• [WORK TO BE COMPLETED]
Repeat all the records exactly, omitting pictures.

***** THE RECORDS *****

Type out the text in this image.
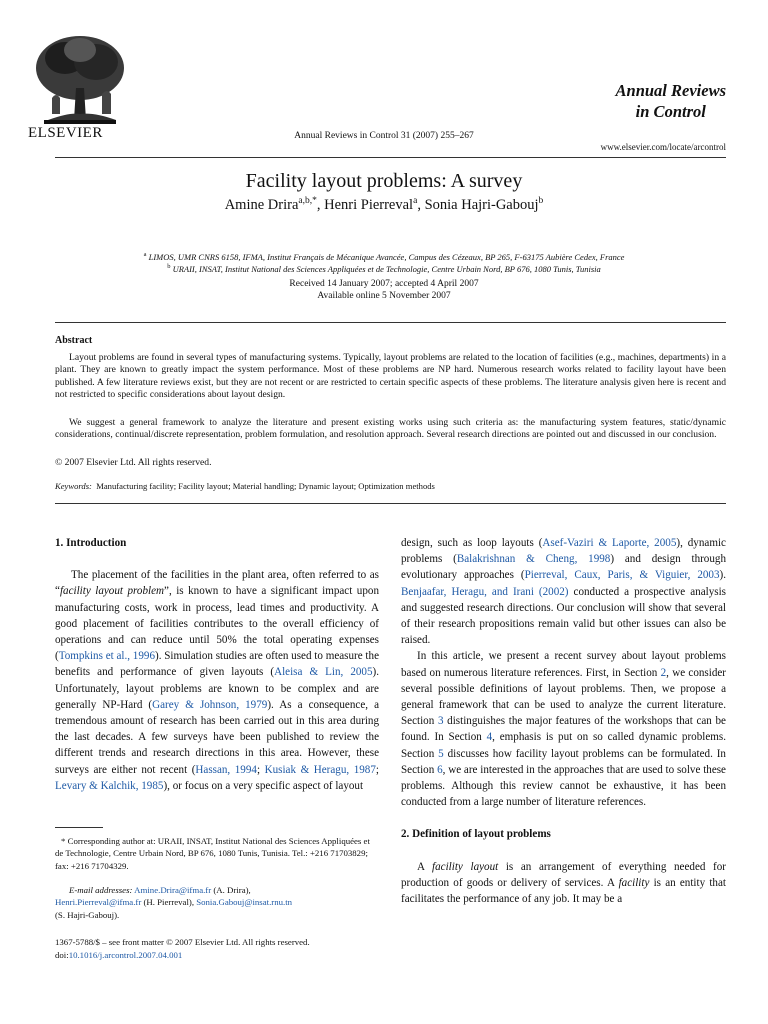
ELSEVIER	Annual Reviews in Control 31 (2007) 255–267
Annual Reviews
in Control
www.elsevier.com/locate/arcontrol
Facility layout problems: A survey
Amine Drira$^{a,b,*}$, Henri Pierreval$^a$, Sonia Hajri-Gabouj$^b$
$^a$ LIMOS, UMR CNRS 6158, IFMA, Institut Français de Mécanique Avancée, Campus des Cézeaux, BP 265, F-63175 Aubière Cedex, France
$^b$ URAII, INSAT, Institut National des Sciences Appliquées et de Technologie, Centre Urbain Nord, BP 676, 1080 Tunis, Tunisia
Received 14 January 2007; accepted 4 April 2007
Available online 5 November 2007
Abstract
Layout problems are found in several types of manufacturing systems. Typically, layout problems are related to the location of facilities (e.g., machines, departments) in a plant. They are known to greatly impact the system performance. Most of these problems are NP hard. Numerous research works related to facility layout have been published. A few literature reviews exist, but they are not recent or are restricted to certain specific aspects of these problems. The literature analysis given here is recent and not restricted to specific considerations about layout design.
We suggest a general framework to analyze the literature and present existing works using such criteria as: the manufacturing system features, static/dynamic considerations, continual/discrete representation, problem formulation, and resolution approach. Several research directions are pointed out and discussed in our conclusion.
© 2007 Elsevier Ltd. All rights reserved.
Keywords: Manufacturing facility; Facility layout; Material handling; Dynamic layout; Optimization methods
1. Introduction
The placement of the facilities in the plant area, often referred to as “facility layout problem”, is known to have a significant impact upon manufacturing costs, work in process, lead times and productivity. A good placement of facilities contributes to the overall efficiency of operations and can reduce until 50% the total operating expenses (Tompkins et al., 1996). Simulation studies are often used to measure the benefits and performance of given layouts (Aleisa & Lin, 2005). Unfortunately, layout problems are known to be complex and are generally NP-Hard (Garey & Johnson, 1979). As a consequence, a tremendous amount of research has been carried out in this area during the last decades. A few surveys have been published to review the different trends and research directions in this area. However, these surveys are either not recent (Hassan, 1994; Kusiak & Heragu, 1987; Levary & Kalchik, 1985), or focus on a very specific aspect of layout
* Corresponding author at: URAII, INSAT, Institut National des Sciences Appliquées et de Technologie, Centre Urbain Nord, BP 676, 1080 Tunis, Tunisia. Tel.: +216 71703829; fax: +216 71704329.
E-mail addresses: Amine.Drira@ifma.fr (A. Drira),
Henri.Pierreval@ifma.fr (H. Pierreval), Sonia.Gabouj@insat.rnu.tn
(S. Hajri-Gabouj).
1367-5788/$ – see front matter © 2007 Elsevier Ltd. All rights reserved.
doi:10.1016/j.arcontrol.2007.04.001
design, such as loop layouts (Asef-Vaziri & Laporte, 2005), dynamic problems (Balakrishnan & Cheng, 1998) and design through evolutionary approaches (Pierreval, Caux, Paris, & Viguier, 2003). Benjaafar, Heragu, and Irani (2002) conducted a prospective analysis and suggested research directions. Our conclusion will show that several of their research propositions remain valid but other issues can also be raised.
In this article, we present a recent survey about layout problems based on numerous literature references. First, in Section 2, we consider several possible definitions of layout problems. Then, we propose a general framework that can be used to analyze the current literature. Section 3 distinguishes the major features of the workshops that can be found. In Section 4, emphasis is put on so called dynamic problems. Section 5 discusses how facility layout problems can be formulated. In Section 6, we are interested in the approaches that are used to solve these problems. Although this review cannot be exhaustive, it has been conducted from a large number of literature references.
2. Definition of layout problems
A facility layout is an arrangement of everything needed for production of goods or delivery of services. A facility is an entity that facilitates the performance of any job. It may be a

*****

• [EXERCISE SOLUTION]
Type out the text in this image.
ELSEVIER	Annual Reviews in Control 31 (2007) 255–267
Annual Reviews
in Control
www.elsevier.com/locate/arcontrol
Facility layout problems: A survey
Amine Drira$^{a,b,*}$, Henri Pierreval$^a$, Sonia Hajri-Gabouj$^b$
$^a$ LIMOS, UMR CNRS 6158, IFMA, Institut Français de Mécanique Avancée, Campus des Cézeaux, BP 265, F-63175 Aubière Cedex, France
$^b$ URAII, INSAT, Institut National des Sciences Appliquées et de Technologie, Centre Urbain Nord, BP 676, 1080 Tunis, Tunisia
Received 14 January 2007; accepted 4 April 2007
Available online 5 November 2007
Abstract
Layout problems are found in several types of manufacturing systems. Typically, layout problems are related to the location of facilities (e.g., machines, departments) in a plant. They are known to greatly impact the system performance. Most of these problems are NP hard. Numerous research works related to facility layout have been published. A few literature reviews exist, but they are not recent or are restricted to certain specific aspects of these problems. The literature analysis given here is recent and not restricted to specific considerations about layout design.
We suggest a general framework to analyze the literature and present existing works using such criteria as: the manufacturing system features, static/dynamic considerations, continual/discrete representation, problem formulation, and resolution approach. Several research directions are pointed out and discussed in our conclusion.
© 2007 Elsevier Ltd. All rights reserved.
Keywords: Manufacturing facility; Facility layout; Material handling; Dynamic layout; Optimization methods
1. Introduction
The placement of the facilities in the plant area, often referred to as “facility layout problem”, is known to have a significant impact upon manufacturing costs, work in process, lead times and productivity. A good placement of facilities contributes to the overall efficiency of operations and can reduce until 50% the total operating expenses (Tompkins et al., 1996). Simulation studies are often used to measure the benefits and performance of given layouts (Aleisa & Lin, 2005). Unfortunately, layout problems are known to be complex and are generally NP-Hard (Garey & Johnson, 1979). As a consequence, a tremendous amount of research has been carried out in this area during the last decades. A few surveys have been published to review the different trends and research directions in this area. However, these surveys are either not recent (Hassan, 1994; Kusiak & Heragu, 1987; Levary & Kalchik, 1985), or focus on a very specific aspect of layout
* Corresponding author at: URAII, INSAT, Institut National des Sciences Appliquées et de Technologie, Centre Urbain Nord, BP 676, 1080 Tunis, Tunisia. Tel.: +216 71703829; fax: +216 71704329.
E-mail addresses: Amine.Drira@ifma.fr (A. Drira),
Henri.Pierreval@ifma.fr (H. Pierreval), Sonia.Gabouj@insat.rnu.tn
(S. Hajri-Gabouj).
1367-5788/$ – see front matter © 2007 Elsevier Ltd. All rights reserved.
doi:10.1016/j.arcontrol.2007.04.001
design, such as loop layouts (Asef-Vaziri & Laporte, 2005), dynamic problems (Balakrishnan & Cheng, 1998) and design through evolutionary approaches (Pierreval, Caux, Paris, & Viguier, 2003). Benjaafar, Heragu, and Irani (2002) conducted a prospective analysis and suggested research directions. Our conclusion will show that several of their research propositions remain valid but other issues can also be raised.
In this article, we present a recent survey about layout problems based on numerous literature references. First, in Section 2, we consider several possible definitions of layout problems. Then, we propose a general framework that can be used to analyze the current literature. Section 3 distinguishes the major features of the workshops that can be found. In Section 4, emphasis is put on so called dynamic problems. Section 5 discusses how facility layout problems can be formulated. In Section 6, we are interested in the approaches that are used to solve these problems. Although this review cannot be exhaustive, it has been conducted from a large number of literature references.
2. Definition of layout problems
A facility layout is an arrangement of everything needed for production of goods or delivery of services. A facility is an entity that facilitates the performance of any job. It may be a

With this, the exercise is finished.